[Stored entries]

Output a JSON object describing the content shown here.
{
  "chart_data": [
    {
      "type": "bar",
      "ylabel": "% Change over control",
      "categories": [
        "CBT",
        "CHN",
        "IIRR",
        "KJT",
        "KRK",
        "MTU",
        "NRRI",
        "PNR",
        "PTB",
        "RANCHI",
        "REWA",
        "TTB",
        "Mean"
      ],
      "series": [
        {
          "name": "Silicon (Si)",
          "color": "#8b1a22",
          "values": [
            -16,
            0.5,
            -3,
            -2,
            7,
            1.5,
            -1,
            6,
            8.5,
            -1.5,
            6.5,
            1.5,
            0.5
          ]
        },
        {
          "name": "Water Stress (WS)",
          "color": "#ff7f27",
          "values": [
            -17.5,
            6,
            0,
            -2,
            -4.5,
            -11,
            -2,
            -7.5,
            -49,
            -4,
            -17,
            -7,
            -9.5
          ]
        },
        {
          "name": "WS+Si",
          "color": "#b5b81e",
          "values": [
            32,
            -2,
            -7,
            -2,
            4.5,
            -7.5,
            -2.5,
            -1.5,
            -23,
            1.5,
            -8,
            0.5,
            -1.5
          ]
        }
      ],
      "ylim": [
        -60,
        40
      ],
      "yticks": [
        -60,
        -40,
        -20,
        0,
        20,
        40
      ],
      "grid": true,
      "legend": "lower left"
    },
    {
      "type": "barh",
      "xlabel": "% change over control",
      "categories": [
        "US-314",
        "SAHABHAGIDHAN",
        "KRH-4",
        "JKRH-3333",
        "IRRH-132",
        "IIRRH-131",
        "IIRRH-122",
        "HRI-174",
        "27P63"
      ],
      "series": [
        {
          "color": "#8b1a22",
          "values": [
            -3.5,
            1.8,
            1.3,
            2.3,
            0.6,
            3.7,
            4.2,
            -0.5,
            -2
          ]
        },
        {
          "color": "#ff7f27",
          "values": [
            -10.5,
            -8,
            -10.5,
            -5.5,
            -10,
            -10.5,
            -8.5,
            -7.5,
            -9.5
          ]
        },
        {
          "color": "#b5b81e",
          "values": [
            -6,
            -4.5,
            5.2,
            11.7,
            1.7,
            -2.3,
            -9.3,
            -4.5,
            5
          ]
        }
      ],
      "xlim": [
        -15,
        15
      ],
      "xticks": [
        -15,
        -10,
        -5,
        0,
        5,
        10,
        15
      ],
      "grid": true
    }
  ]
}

*Aim:*
Show all lines in the entries above where the word "over" appears.

*Response to this task:*
      "ylabel": "% Change over control",
      "xlabel": "% change over control",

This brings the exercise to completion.